What to work on: Each line of the material below that holds the word "泰迪熊博物馆" needs to be copied.

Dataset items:
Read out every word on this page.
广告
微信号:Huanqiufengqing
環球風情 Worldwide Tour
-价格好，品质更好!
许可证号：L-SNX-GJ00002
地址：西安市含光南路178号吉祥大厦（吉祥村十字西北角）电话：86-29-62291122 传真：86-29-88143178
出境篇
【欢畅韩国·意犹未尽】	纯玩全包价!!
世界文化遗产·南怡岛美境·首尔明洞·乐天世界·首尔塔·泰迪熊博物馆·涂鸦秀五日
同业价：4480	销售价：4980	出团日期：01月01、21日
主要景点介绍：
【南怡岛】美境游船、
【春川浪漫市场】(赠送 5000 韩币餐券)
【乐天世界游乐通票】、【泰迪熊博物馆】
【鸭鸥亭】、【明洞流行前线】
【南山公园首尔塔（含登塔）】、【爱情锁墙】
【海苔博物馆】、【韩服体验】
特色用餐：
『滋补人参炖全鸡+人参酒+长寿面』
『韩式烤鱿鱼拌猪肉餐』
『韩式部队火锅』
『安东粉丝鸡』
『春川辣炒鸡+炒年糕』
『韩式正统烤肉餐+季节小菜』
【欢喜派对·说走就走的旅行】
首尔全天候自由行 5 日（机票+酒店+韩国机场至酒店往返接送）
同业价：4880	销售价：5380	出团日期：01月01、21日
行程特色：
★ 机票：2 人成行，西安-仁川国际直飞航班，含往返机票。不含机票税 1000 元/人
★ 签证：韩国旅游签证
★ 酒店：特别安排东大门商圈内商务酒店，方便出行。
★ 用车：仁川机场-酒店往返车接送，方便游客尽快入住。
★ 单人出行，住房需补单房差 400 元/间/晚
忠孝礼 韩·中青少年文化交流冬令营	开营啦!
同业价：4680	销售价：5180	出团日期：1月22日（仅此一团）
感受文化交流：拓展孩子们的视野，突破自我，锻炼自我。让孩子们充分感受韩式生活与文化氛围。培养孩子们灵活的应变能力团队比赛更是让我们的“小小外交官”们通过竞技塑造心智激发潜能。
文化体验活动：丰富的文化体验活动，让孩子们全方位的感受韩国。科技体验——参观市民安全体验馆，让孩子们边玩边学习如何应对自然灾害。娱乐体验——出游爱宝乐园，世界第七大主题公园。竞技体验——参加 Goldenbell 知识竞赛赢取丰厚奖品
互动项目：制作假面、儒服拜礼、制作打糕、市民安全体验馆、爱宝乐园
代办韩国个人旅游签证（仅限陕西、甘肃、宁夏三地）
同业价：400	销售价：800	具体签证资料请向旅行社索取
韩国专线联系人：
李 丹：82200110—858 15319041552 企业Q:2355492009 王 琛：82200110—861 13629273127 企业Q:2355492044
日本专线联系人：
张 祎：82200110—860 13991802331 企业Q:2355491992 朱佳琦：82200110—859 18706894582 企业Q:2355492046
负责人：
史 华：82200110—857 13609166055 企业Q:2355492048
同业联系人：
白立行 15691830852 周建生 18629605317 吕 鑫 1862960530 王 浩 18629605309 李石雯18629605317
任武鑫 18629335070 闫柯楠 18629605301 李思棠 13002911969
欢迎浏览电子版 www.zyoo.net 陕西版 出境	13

Solution below:
世界文化遗产·南怡岛美境·首尔明洞·乐天世界·首尔塔·泰迪熊博物馆·涂鸦秀五日
【乐天世界游乐通票】、【泰迪熊博物馆】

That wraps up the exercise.